* _EXERCISE REQUIREMENTS_
Leave the pictures out. Return all other data exactly.

+++ LISTED ENTRIES +++

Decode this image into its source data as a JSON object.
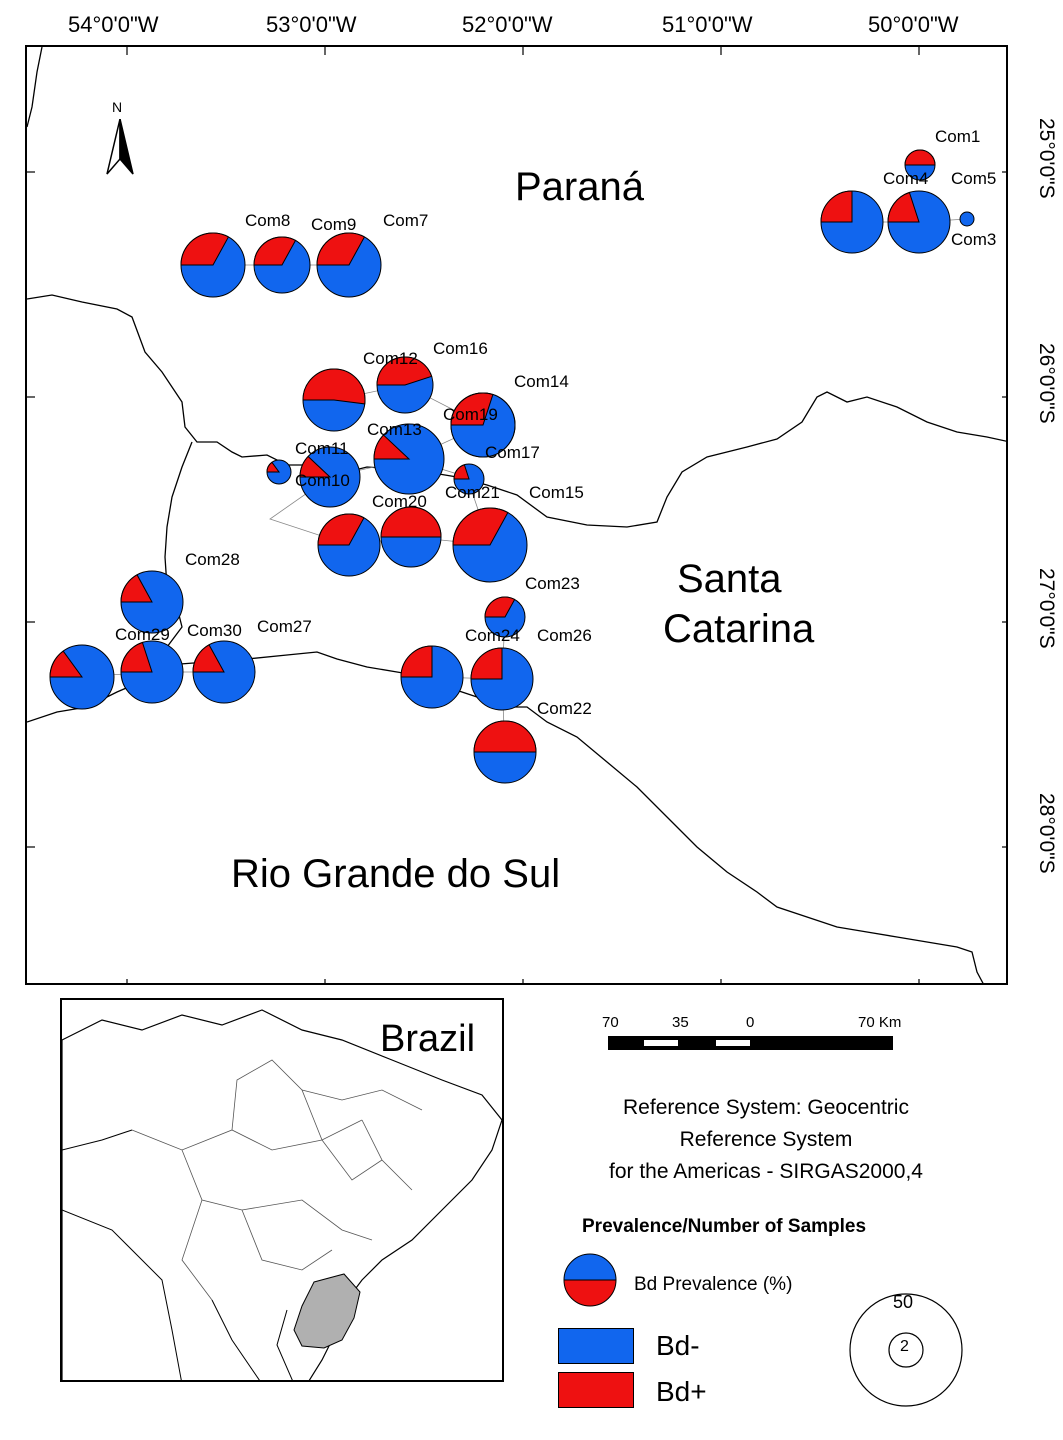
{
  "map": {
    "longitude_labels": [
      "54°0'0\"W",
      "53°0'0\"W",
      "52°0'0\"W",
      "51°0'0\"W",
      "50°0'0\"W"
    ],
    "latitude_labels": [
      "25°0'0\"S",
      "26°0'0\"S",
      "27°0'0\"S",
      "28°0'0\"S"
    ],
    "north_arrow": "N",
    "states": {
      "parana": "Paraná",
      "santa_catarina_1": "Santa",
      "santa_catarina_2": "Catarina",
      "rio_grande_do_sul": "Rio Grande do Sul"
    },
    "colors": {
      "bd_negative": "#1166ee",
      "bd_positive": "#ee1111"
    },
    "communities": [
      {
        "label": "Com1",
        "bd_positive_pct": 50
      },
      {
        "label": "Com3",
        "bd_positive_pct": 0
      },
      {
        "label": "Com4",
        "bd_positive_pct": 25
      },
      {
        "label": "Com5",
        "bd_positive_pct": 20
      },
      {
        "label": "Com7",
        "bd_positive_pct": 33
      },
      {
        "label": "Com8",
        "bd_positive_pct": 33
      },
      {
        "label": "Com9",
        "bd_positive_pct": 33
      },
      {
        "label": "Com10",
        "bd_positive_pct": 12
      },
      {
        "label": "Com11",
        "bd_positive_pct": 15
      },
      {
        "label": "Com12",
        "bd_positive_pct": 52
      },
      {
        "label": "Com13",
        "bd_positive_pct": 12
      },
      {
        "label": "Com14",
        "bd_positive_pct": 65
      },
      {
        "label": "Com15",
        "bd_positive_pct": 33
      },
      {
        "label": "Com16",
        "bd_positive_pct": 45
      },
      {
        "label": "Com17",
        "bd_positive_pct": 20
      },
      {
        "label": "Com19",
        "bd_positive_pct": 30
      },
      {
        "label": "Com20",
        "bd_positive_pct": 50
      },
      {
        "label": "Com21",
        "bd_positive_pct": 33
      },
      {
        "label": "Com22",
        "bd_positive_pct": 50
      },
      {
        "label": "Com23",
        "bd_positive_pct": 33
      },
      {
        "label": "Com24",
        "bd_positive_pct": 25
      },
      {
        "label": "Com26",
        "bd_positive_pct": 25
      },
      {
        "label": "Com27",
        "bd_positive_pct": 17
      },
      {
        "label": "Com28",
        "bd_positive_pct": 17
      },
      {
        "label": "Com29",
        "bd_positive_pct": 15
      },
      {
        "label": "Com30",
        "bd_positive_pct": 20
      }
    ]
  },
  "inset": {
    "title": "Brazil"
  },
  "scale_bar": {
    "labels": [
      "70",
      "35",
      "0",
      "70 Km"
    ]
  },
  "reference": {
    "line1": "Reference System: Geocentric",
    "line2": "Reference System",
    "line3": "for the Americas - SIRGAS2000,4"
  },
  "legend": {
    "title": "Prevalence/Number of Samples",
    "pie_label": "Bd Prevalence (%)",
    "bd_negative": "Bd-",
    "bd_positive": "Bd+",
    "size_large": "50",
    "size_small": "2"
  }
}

+++

* _REPLY_
Decode this image into its source data as a JSON object.
{
  "map": {
    "longitude_labels": [
      "54°0'0\"W",
      "53°0'0\"W",
      "52°0'0\"W",
      "51°0'0\"W",
      "50°0'0\"W"
    ],
    "latitude_labels": [
      "25°0'0\"S",
      "26°0'0\"S",
      "27°0'0\"S",
      "28°0'0\"S"
    ],
    "north_arrow": "N",
    "states": {
      "parana": "Paraná",
      "santa_catarina_1": "Santa",
      "santa_catarina_2": "Catarina",
      "rio_grande_do_sul": "Rio Grande do Sul"
    },
    "colors": {
      "bd_negative": "#1166ee",
      "bd_positive": "#ee1111"
    },
    "communities": [
      {
        "label": "Com1",
        "bd_positive_pct": 50
      },
      {
        "label": "Com3",
        "bd_positive_pct": 0
      },
      {
        "label": "Com4",
        "bd_positive_pct": 25
      },
      {
        "label": "Com5",
        "bd_positive_pct": 20
      },
      {
        "label": "Com7",
        "bd_positive_pct": 33
      },
      {
        "label": "Com8",
        "bd_positive_pct": 33
      },
      {
        "label": "Com9",
        "bd_positive_pct": 33
      },
      {
        "label": "Com10",
        "bd_positive_pct": 12
      },
      {
        "label": "Com11",
        "bd_positive_pct": 15
      },
      {
        "label": "Com12",
        "bd_positive_pct": 52
      },
      {
        "label": "Com13",
        "bd_positive_pct": 12
      },
      {
        "label": "Com14",
        "bd_positive_pct": 65
      },
      {
        "label": "Com15",
        "bd_positive_pct": 33
      },
      {
        "label": "Com16",
        "bd_positive_pct": 45
      },
      {
        "label": "Com17",
        "bd_positive_pct": 20
      },
      {
        "label": "Com19",
        "bd_positive_pct": 30
      },
      {
        "label": "Com20",
        "bd_positive_pct": 50
      },
      {
        "label": "Com21",
        "bd_positive_pct": 33
      },
      {
        "label": "Com22",
        "bd_positive_pct": 50
      },
      {
        "label": "Com23",
        "bd_positive_pct": 33
      },
      {
        "label": "Com24",
        "bd_positive_pct": 25
      },
      {
        "label": "Com26",
        "bd_positive_pct": 25
      },
      {
        "label": "Com27",
        "bd_positive_pct": 17
      },
      {
        "label": "Com28",
        "bd_positive_pct": 17
      },
      {
        "label": "Com29",
        "bd_positive_pct": 15
      },
      {
        "label": "Com30",
        "bd_positive_pct": 20
      }
    ]
  },
  "inset": {
    "title": "Brazil"
  },
  "scale_bar": {
    "labels": [
      "70",
      "35",
      "0",
      "70 Km"
    ]
  },
  "reference": {
    "line1": "Reference System: Geocentric",
    "line2": "Reference System",
    "line3": "for the Americas - SIRGAS2000,4"
  },
  "legend": {
    "title": "Prevalence/Number of Samples",
    "pie_label": "Bd Prevalence (%)",
    "bd_negative": "Bd-",
    "bd_positive": "Bd+",
    "size_large": "50",
    "size_small": "2"
  }
}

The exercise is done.